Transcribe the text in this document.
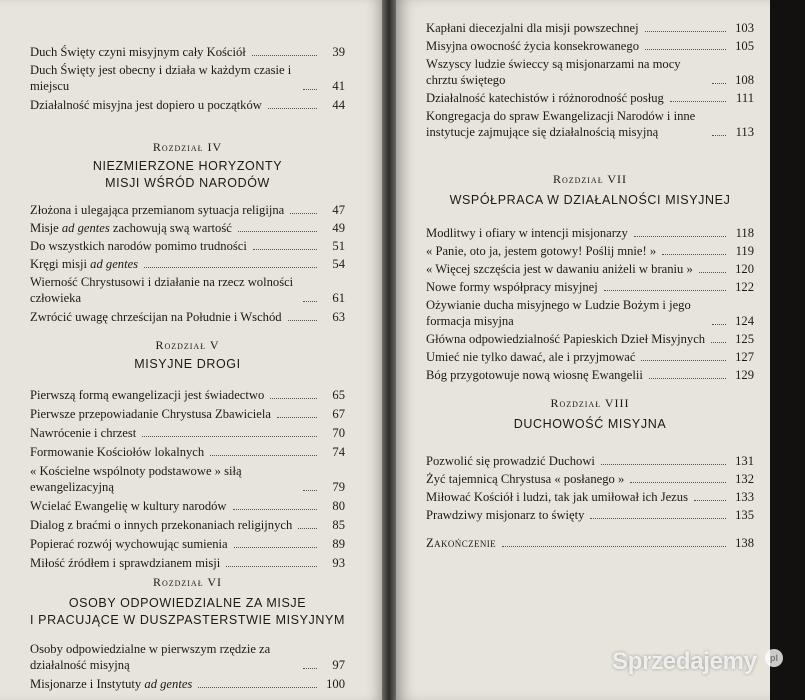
Duch Święty czyni misyjnym cały Kościół	39
Duch Święty jest obecny i działa w każdym czasie i miejscu	41
Działalność misyjna jest dopiero u początków	44
Rozdział IV
NIEZMIERZONE HORYZONTY
MISJI WŚRÓD NARODÓW
Złożona i ulegająca przemianom sytuacja religijna	47
Misje ad gentes zachowują swą wartość	49
Do wszystkich narodów pomimo trudności	51
Kręgi misji ad gentes	54
Wierność Chrystusowi i działanie na rzecz wolności człowieka	61
Zwrócić uwagę chrześcijan na Południe i Wschód	63
Rozdział V
MISYJNE DROGI
Pierwszą formą ewangelizacji jest świadectwo	65
Pierwsze przepowiadanie Chrystusa Zbawiciela	67
Nawrócenie i chrzest	70
Formowanie Kościołów lokalnych	74
« Kościelne wspólnoty podstawowe » siłą ewangelizacyjną	79
Wcielać Ewangelię w kultury narodów	80
Dialog z braćmi o innych przekonaniach religijnych	85
Popierać rozwój wychowując sumienia	89
Miłość źródłem i sprawdzianem misji	93
Rozdział VI
OSOBY ODPOWIEDZIALNE ZA MISJE
I PRACUJĄCE W DUSZPASTERSTWIE MISYJNYM
Osoby odpowiedzialne w pierwszym rzędzie za działalność misyjną	97
Misjonarze i Instytuty ad gentes	100
Kapłani diecezjalni dla misji powszechnej	103
Misyjna owocność życia konsekrowanego	105
Wszyscy ludzie świeccy są misjonarzami na mocy chrztu świętego	108
Działalność katechistów i różnorodność posług	111
Kongregacja do spraw Ewangelizacji Narodów i inne instytucje zajmujące się działalnością misyjną	113
Rozdział VII
WSPÓŁPRACA W DZIAŁALNOŚCI MISYJNEJ
Modlitwy i ofiary w intencji misjonarzy	118
« Panie, oto ja, jestem gotowy! Poślij mnie! »	119
« Więcej szczęścia jest w dawaniu aniżeli w braniu »	120
Nowe formy współpracy misyjnej	122
Ożywianie ducha misyjnego w Ludzie Bożym i jego formacja misyjna	124
Główna odpowiedzialność Papieskich Dzieł Misyjnych 125
Umieć nie tylko dawać, ale i przyjmować	127
Bóg przygotowuje nową wiosnę Ewangelii	129
Rozdział VIII
DUCHOWOŚĆ MISYJNA
Pozwolić się prowadzić Duchowi	131
Żyć tajemnicą Chrystusa « posłanego »	132
Miłować Kościół i ludzi, tak jak umiłował ich Jezus	133
Prawdziwy misjonarz to święty	135
Zakończenie	138
Sprzedajemy	pl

☆ ☆ ☆ ☆ ☆

From the material above, copy everything exactly but the pictures.

▶ _FINISHED EXERCISE_:
Transcribe the text in this document.
Duch Święty czyni misyjnym cały Kościół	39
Duch Święty jest obecny i działa w każdym czasie i miejscu	41
Działalność misyjna jest dopiero u początków	44
Rozdział IV
NIEZMIERZONE HORYZONTY
MISJI WŚRÓD NARODÓW
Złożona i ulegająca przemianom sytuacja religijna	47
Misje ad gentes zachowują swą wartość	49
Do wszystkich narodów pomimo trudności	51
Kręgi misji ad gentes	54
Wierność Chrystusowi i działanie na rzecz wolności człowieka	61
Zwrócić uwagę chrześcijan na Południe i Wschód	63
Rozdział V
MISYJNE DROGI
Pierwszą formą ewangelizacji jest świadectwo	65
Pierwsze przepowiadanie Chrystusa Zbawiciela	67
Nawrócenie i chrzest	70
Formowanie Kościołów lokalnych	74
« Kościelne wspólnoty podstawowe » siłą ewangelizacyjną	79
Wcielać Ewangelię w kultury narodów	80
Dialog z braćmi o innych przekonaniach religijnych	85
Popierać rozwój wychowując sumienia	89
Miłość źródłem i sprawdzianem misji	93
Rozdział VI
OSOBY ODPOWIEDZIALNE ZA MISJE
I PRACUJĄCE W DUSZPASTERSTWIE MISYJNYM
Osoby odpowiedzialne w pierwszym rzędzie za działalność misyjną	97
Misjonarze i Instytuty ad gentes	100
Kapłani diecezjalni dla misji powszechnej	103
Misyjna owocność życia konsekrowanego	105
Wszyscy ludzie świeccy są misjonarzami na mocy chrztu świętego	108
Działalność katechistów i różnorodność posług	111
Kongregacja do spraw Ewangelizacji Narodów i inne instytucje zajmujące się działalnością misyjną	113
Rozdział VII
WSPÓŁPRACA W DZIAŁALNOŚCI MISYJNEJ
Modlitwy i ofiary w intencji misjonarzy	118
« Panie, oto ja, jestem gotowy! Poślij mnie! »	119
« Więcej szczęścia jest w dawaniu aniżeli w braniu »	120
Nowe formy współpracy misyjnej	122
Ożywianie ducha misyjnego w Ludzie Bożym i jego formacja misyjna	124
Główna odpowiedzialność Papieskich Dzieł Misyjnych 125
Umieć nie tylko dawać, ale i przyjmować	127
Bóg przygotowuje nową wiosnę Ewangelii	129
Rozdział VIII
DUCHOWOŚĆ MISYJNA
Pozwolić się prowadzić Duchowi	131
Żyć tajemnicą Chrystusa « posłanego »	132
Miłować Kościół i ludzi, tak jak umiłował ich Jezus	133
Prawdziwy misjonarz to święty	135
Zakończenie	138
Sprzedajemy	pl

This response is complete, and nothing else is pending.